● **Information shown**:
--- Begin ---

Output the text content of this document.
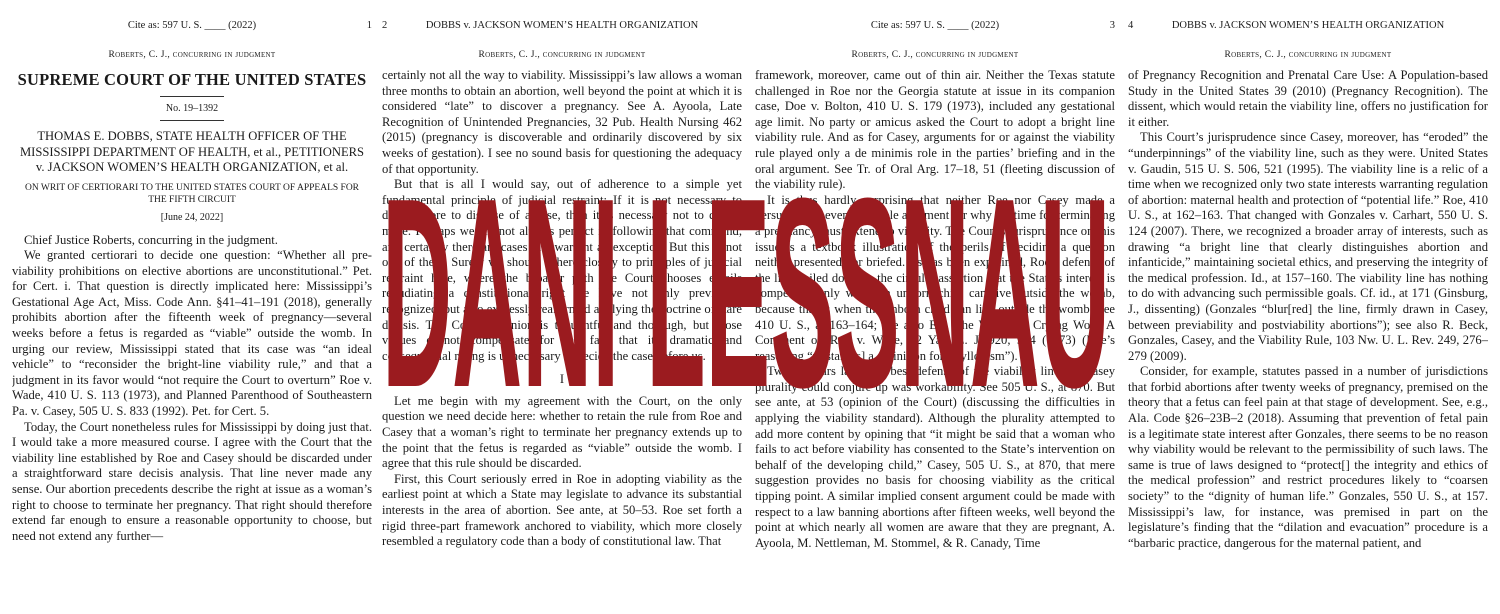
Cite as: 597 U. S. ____ (2022)	1
Roberts, C. J., concurring in judgment
SUPREME COURT OF THE UNITED STATES
No. 19–1392
THOMAS E. DOBBS, STATE HEALTH OFFICER OF THE MISSISSIPPI DEPARTMENT OF HEALTH, et al., PETITIONERS v. JACKSON WOMEN’S HEALTH ORGANIZATION, et al.
ON WRIT OF CERTIORARI TO THE UNITED STATES COURT OF APPEALS FOR THE FIFTH CIRCUIT
[June 24, 2022]

Chief Justice Roberts, concurring in the judgment.

We granted certiorari to decide one question: “Whether all pre-viability prohibitions on elective abortions are unconstitutional.” Pet. for Cert. i. That question is directly implicated here: Mississippi’s Gestational Age Act, Miss. Code Ann. §41–41–191 (2018), generally prohibits abortion after the fifteenth week of pregnancy—several weeks before a fetus is regarded as “viable” outside the womb. In urging our review, Mississippi stated that its case was “an ideal vehicle” to “reconsider the bright-line viability rule,” and that a judgment in its favor would “not require the Court to overturn” Roe v. Wade, 410 U. S. 113 (1973), and Planned Parenthood of Southeastern Pa. v. Casey, 505 U. S. 833 (1992). Pet. for Cert. 5.

Today, the Court nonetheless rules for Mississippi by doing just that. I would take a more measured course. I agree with the Court that the viability line established by Roe and Casey should be discarded under a straightforward stare decisis analysis. That line never made any sense. Our abortion precedents describe the right at issue as a woman’s right to choose to terminate her pregnancy. That right should therefore extend far enough to ensure a reasonable opportunity to choose, but need not extend any further—

2	DOBBS v. JACKSON WOMEN’S HEALTH ORGANIZATION
Roberts, C. J., concurring in judgment

certainly not all the way to viability. Mississippi’s law allows a woman three months to obtain an abortion, well beyond the point at which it is considered “late” to discover a pregnancy. See A. Ayoola, Late Recognition of Unintended Pregnancies, 32 Pub. Health Nursing 462 (2015) (pregnancy is discoverable and ordinarily discovered by six weeks of gestation). I see no sound basis for questioning the adequacy of that opportunity.

But that is all I would say, out of adherence to a simple yet fundamental principle of judicial restraint: If it is not necessary to decide more to dispose of a case, then it is necessary not to decide more. Perhaps we are not always perfect in following that command, and certainly there are cases that warrant an exception. But this is not one of them. Surely we should adhere closely to principles of judicial restraint here, where the broader path the Court chooses entails repudiating a constitutional right we have not only previously recognized, but also expressly reaffirmed applying the doctrine of stare decisis. The Court’s opinion is thoughtful and thorough, but those virtues cannot compensate for the fact that its dramatic and consequential ruling is unnecessary to decide the case before us.

I

Let me begin with my agreement with the Court, on the only question we need decide here: whether to retain the rule from Roe and Casey that a woman’s right to terminate her pregnancy extends up to the point that the fetus is regarded as “viable” outside the womb. I agree that this rule should be discarded.

First, this Court seriously erred in Roe in adopting viability as the earliest point at which a State may legislate to advance its substantial interests in the area of abortion. See ante, at 50–53. Roe set forth a rigid three-part framework anchored to viability, which more closely resembled a regulatory code than a body of constitutional law. That

Cite as: 597 U. S. ____ (2022)	3
Roberts, C. J., concurring in judgment

framework, moreover, came out of thin air. Neither the Texas statute challenged in Roe nor the Georgia statute at issue in its companion case, Doe v. Bolton, 410 U. S. 179 (1973), included any gestational age limit. No party or amicus asked the Court to adopt a bright line viability rule. And as for Casey, arguments for or against the viability rule played only a de minimis role in the parties’ briefing and in the oral argument. See Tr. of Oral Arg. 17–18, 51 (fleeting discussion of the viability rule).

It is thus hardly surprising that neither Roe nor Casey made a persuasive or even colorable argument for why the time for terminating a pregnancy must extend to viability. The Court’s jurisprudence on this issue is a textbook illustration of the perils of deciding a question neither presented nor briefed. As has been explained, Roe’s defense of the line boiled down to the circular assertion that the State’s interest is compelling only when an unborn child can live outside the womb, because that is when the unborn child can live outside the womb. See 410 U. S., at 163–164; see also Ely, The Wages of Crying Wolf: A Comment on Roe v. Wade, 82 Yale L. J. 920, 924 (1973) (Roe’s reasoning “mistake[s] a definition for a syllogism”).

Twenty years later, the best defense of the viability line the Casey plurality could conjure up was workability. See 505 U. S., at 870. But see ante, at 53 (opinion of the Court) (discussing the difficulties in applying the viability standard). Although the plurality attempted to add more content by opining that “it might be said that a woman who fails to act before viability has consented to the State’s intervention on behalf of the developing child,” Casey, 505 U. S., at 870, that mere suggestion provides no basis for choosing viability as the critical tipping point. A similar implied consent argument could be made with respect to a law banning abortions after fifteen weeks, well beyond the point at which nearly all women are aware that they are pregnant, A. Ayoola, M. Nettleman, M. Stommel, & R. Canady, Time

4	DOBBS v. JACKSON WOMEN’S HEALTH ORGANIZATION
Roberts, C. J., concurring in judgment

of Pregnancy Recognition and Prenatal Care Use: A Population-based Study in the United States 39 (2010) (Pregnancy Recognition). The dissent, which would retain the viability line, offers no justification for it either.

This Court’s jurisprudence since Casey, moreover, has “eroded” the “underpinnings” of the viability line, such as they were. United States v. Gaudin, 515 U. S. 506, 521 (1995). The viability line is a relic of a time when we recognized only two state interests warranting regulation of abortion: maternal health and protection of “potential life.” Roe, 410 U. S., at 162–163. That changed with Gonzales v. Carhart, 550 U. S. 124 (2007). There, we recognized a broader array of interests, such as drawing “a bright line that clearly distinguishes abortion and infanticide,” maintaining societal ethics, and preserving the integrity of the medical profession. Id., at 157–160. The viability line has nothing to do with advancing such permissible goals. Cf. id., at 171 (Ginsburg, J., dissenting) (Gonzales “blur[red] the line, firmly drawn in Casey, between previability and postviability abortions”); see also R. Beck, Gonzales, Casey, and the Viability Rule, 103 Nw. U. L. Rev. 249, 276–279 (2009).

Consider, for example, statutes passed in a number of jurisdictions that forbid abortions after twenty weeks of pregnancy, premised on the theory that a fetus can feel pain at that stage of development. See, e.g., Ala. Code §26–23B–2 (2018). Assuming that prevention of fetal pain is a legitimate state interest after Gonzales, there seems to be no reason why viability would be relevant to the permissibility of such laws. The same is true of laws designed to “protect[] the integrity and ethics of the medical profession” and restrict procedures likely to “coarsen society” to the “dignity of human life.” Gonzales, 550 U. S., at 157. Mississippi’s law, for instance, was premised in part on the legislature’s finding that the “dilation and evacuation” procedure is a “barbaric practice, dangerous for the maternal patient, and

DANI LESSNAU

--- End ---

● **Objective**:
Copy all the lines of data exactly as they appear, dropping any images.

● **Answer to the exercise**:
Output the text content of this document.
Cite as: 597 U. S. ____ (2022)	1
Roberts, C. J., concurring in judgment
SUPREME COURT OF THE UNITED STATES
No. 19–1392
THOMAS E. DOBBS, STATE HEALTH OFFICER OF THE MISSISSIPPI DEPARTMENT OF HEALTH, et al., PETITIONERS v. JACKSON WOMEN’S HEALTH ORGANIZATION, et al.
ON WRIT OF CERTIORARI TO THE UNITED STATES COURT OF APPEALS FOR THE FIFTH CIRCUIT
[June 24, 2022]

Chief Justice Roberts, concurring in the judgment.

We granted certiorari to decide one question: “Whether all pre-viability prohibitions on elective abortions are unconstitutional.” Pet. for Cert. i. That question is directly implicated here: Mississippi’s Gestational Age Act, Miss. Code Ann. §41–41–191 (2018), generally prohibits abortion after the fifteenth week of pregnancy—several weeks before a fetus is regarded as “viable” outside the womb. In urging our review, Mississippi stated that its case was “an ideal vehicle” to “reconsider the bright-line viability rule,” and that a judgment in its favor would “not require the Court to overturn” Roe v. Wade, 410 U. S. 113 (1973), and Planned Parenthood of Southeastern Pa. v. Casey, 505 U. S. 833 (1992). Pet. for Cert. 5.

Today, the Court nonetheless rules for Mississippi by doing just that. I would take a more measured course. I agree with the Court that the viability line established by Roe and Casey should be discarded under a straightforward stare decisis analysis. That line never made any sense. Our abortion precedents describe the right at issue as a woman’s right to choose to terminate her pregnancy. That right should therefore extend far enough to ensure a reasonable opportunity to choose, but need not extend any further—

2	DOBBS v. JACKSON WOMEN’S HEALTH ORGANIZATION
Roberts, C. J., concurring in judgment

certainly not all the way to viability. Mississippi’s law allows a woman three months to obtain an abortion, well beyond the point at which it is considered “late” to discover a pregnancy. See A. Ayoola, Late Recognition of Unintended Pregnancies, 32 Pub. Health Nursing 462 (2015) (pregnancy is discoverable and ordinarily discovered by six weeks of gestation). I see no sound basis for questioning the adequacy of that opportunity.

But that is all I would say, out of adherence to a simple yet fundamental principle of judicial restraint: If it is not necessary to decide more to dispose of a case, then it is necessary not to decide more. Perhaps we are not always perfect in following that command, and certainly there are cases that warrant an exception. But this is not one of them. Surely we should adhere closely to principles of judicial restraint here, where the broader path the Court chooses entails repudiating a constitutional right we have not only previously recognized, but also expressly reaffirmed applying the doctrine of stare decisis. The Court’s opinion is thoughtful and thorough, but those virtues cannot compensate for the fact that its dramatic and consequential ruling is unnecessary to decide the case before us.

I

Let me begin with my agreement with the Court, on the only question we need decide here: whether to retain the rule from Roe and Casey that a woman’s right to terminate her pregnancy extends up to the point that the fetus is regarded as “viable” outside the womb. I agree that this rule should be discarded.

First, this Court seriously erred in Roe in adopting viability as the earliest point at which a State may legislate to advance its substantial interests in the area of abortion. See ante, at 50–53. Roe set forth a rigid three-part framework anchored to viability, which more closely resembled a regulatory code than a body of constitutional law. That

Cite as: 597 U. S. ____ (2022)	3
Roberts, C. J., concurring in judgment

framework, moreover, came out of thin air. Neither the Texas statute challenged in Roe nor the Georgia statute at issue in its companion case, Doe v. Bolton, 410 U. S. 179 (1973), included any gestational age limit. No party or amicus asked the Court to adopt a bright line viability rule. And as for Casey, arguments for or against the viability rule played only a de minimis role in the parties’ briefing and in the oral argument. See Tr. of Oral Arg. 17–18, 51 (fleeting discussion of the viability rule).

It is thus hardly surprising that neither Roe nor Casey made a persuasive or even colorable argument for why the time for terminating a pregnancy must extend to viability. The Court’s jurisprudence on this issue is a textbook illustration of the perils of deciding a question neither presented nor briefed. As has been explained, Roe’s defense of the line boiled down to the circular assertion that the State’s interest is compelling only when an unborn child can live outside the womb, because that is when the unborn child can live outside the womb. See 410 U. S., at 163–164; see also Ely, The Wages of Crying Wolf: A Comment on Roe v. Wade, 82 Yale L. J. 920, 924 (1973) (Roe’s reasoning “mistake[s] a definition for a syllogism”).

Twenty years later, the best defense of the viability line the Casey plurality could conjure up was workability. See 505 U. S., at 870. But see ante, at 53 (opinion of the Court) (discussing the difficulties in applying the viability standard). Although the plurality attempted to add more content by opining that “it might be said that a woman who fails to act before viability has consented to the State’s intervention on behalf of the developing child,” Casey, 505 U. S., at 870, that mere suggestion provides no basis for choosing viability as the critical tipping point. A similar implied consent argument could be made with respect to a law banning abortions after fifteen weeks, well beyond the point at which nearly all women are aware that they are pregnant, A. Ayoola, M. Nettleman, M. Stommel, & R. Canady, Time

4	DOBBS v. JACKSON WOMEN’S HEALTH ORGANIZATION
Roberts, C. J., concurring in judgment

of Pregnancy Recognition and Prenatal Care Use: A Population-based Study in the United States 39 (2010) (Pregnancy Recognition). The dissent, which would retain the viability line, offers no justification for it either.

This Court’s jurisprudence since Casey, moreover, has “eroded” the “underpinnings” of the viability line, such as they were. United States v. Gaudin, 515 U. S. 506, 521 (1995). The viability line is a relic of a time when we recognized only two state interests warranting regulation of abortion: maternal health and protection of “potential life.” Roe, 410 U. S., at 162–163. That changed with Gonzales v. Carhart, 550 U. S. 124 (2007). There, we recognized a broader array of interests, such as drawing “a bright line that clearly distinguishes abortion and infanticide,” maintaining societal ethics, and preserving the integrity of the medical profession. Id., at 157–160. The viability line has nothing to do with advancing such permissible goals. Cf. id., at 171 (Ginsburg, J., dissenting) (Gonzales “blur[red] the line, firmly drawn in Casey, between previability and postviability abortions”); see also R. Beck, Gonzales, Casey, and the Viability Rule, 103 Nw. U. L. Rev. 249, 276–279 (2009).

Consider, for example, statutes passed in a number of jurisdictions that forbid abortions after twenty weeks of pregnancy, premised on the theory that a fetus can feel pain at that stage of development. See, e.g., Ala. Code §26–23B–2 (2018). Assuming that prevention of fetal pain is a legitimate state interest after Gonzales, there seems to be no reason why viability would be relevant to the permissibility of such laws. The same is true of laws designed to “protect[] the integrity and ethics of the medical profession” and restrict procedures likely to “coarsen society” to the “dignity of human life.” Gonzales, 550 U. S., at 157. Mississippi’s law, for instance, was premised in part on the legislature’s finding that the “dilation and evacuation” procedure is a “barbaric practice, dangerous for the maternal patient, and

DANI LESSNAU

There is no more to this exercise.